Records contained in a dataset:
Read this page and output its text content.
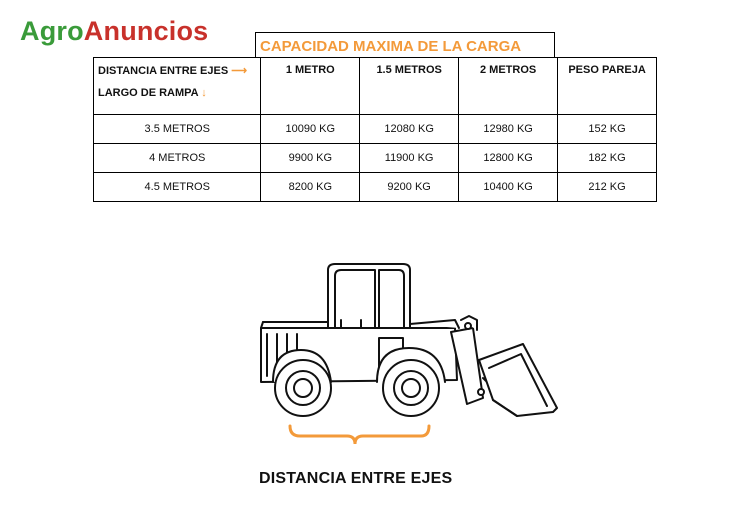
AgroAnuncios
CAPACIDAD MAXIMA DE LA CARGA
DISTANCIA ENTRE EJES ⟶
LARGO DE RAMPA ↓	1 METRO	1.5 METROS	2 METROS	PESO PAREJA
3.5 METROS	10090 KG	12080 KG	12980 KG	152 KG
4 METROS	9900 KG	11900 KG	12800 KG	182 KG
4.5 METROS	8200 KG	9200 KG	10400 KG	212 KG
DISTANCIA ENTRE EJES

Work required =
Repeat the material above verbatim, with no pictures in the output.

Answer to this task =
Read this page and output its text content.
AgroAnuncios
CAPACIDAD MAXIMA DE LA CARGA
DISTANCIA ENTRE EJES ⟶
LARGO DE RAMPA ↓	1 METRO	1.5 METROS	2 METROS	PESO PAREJA
3.5 METROS	10090 KG	12080 KG	12980 KG	152 KG
4 METROS	9900 KG	11900 KG	12800 KG	182 KG
4.5 METROS	8200 KG	9200 KG	10400 KG	212 KG
DISTANCIA ENTRE EJES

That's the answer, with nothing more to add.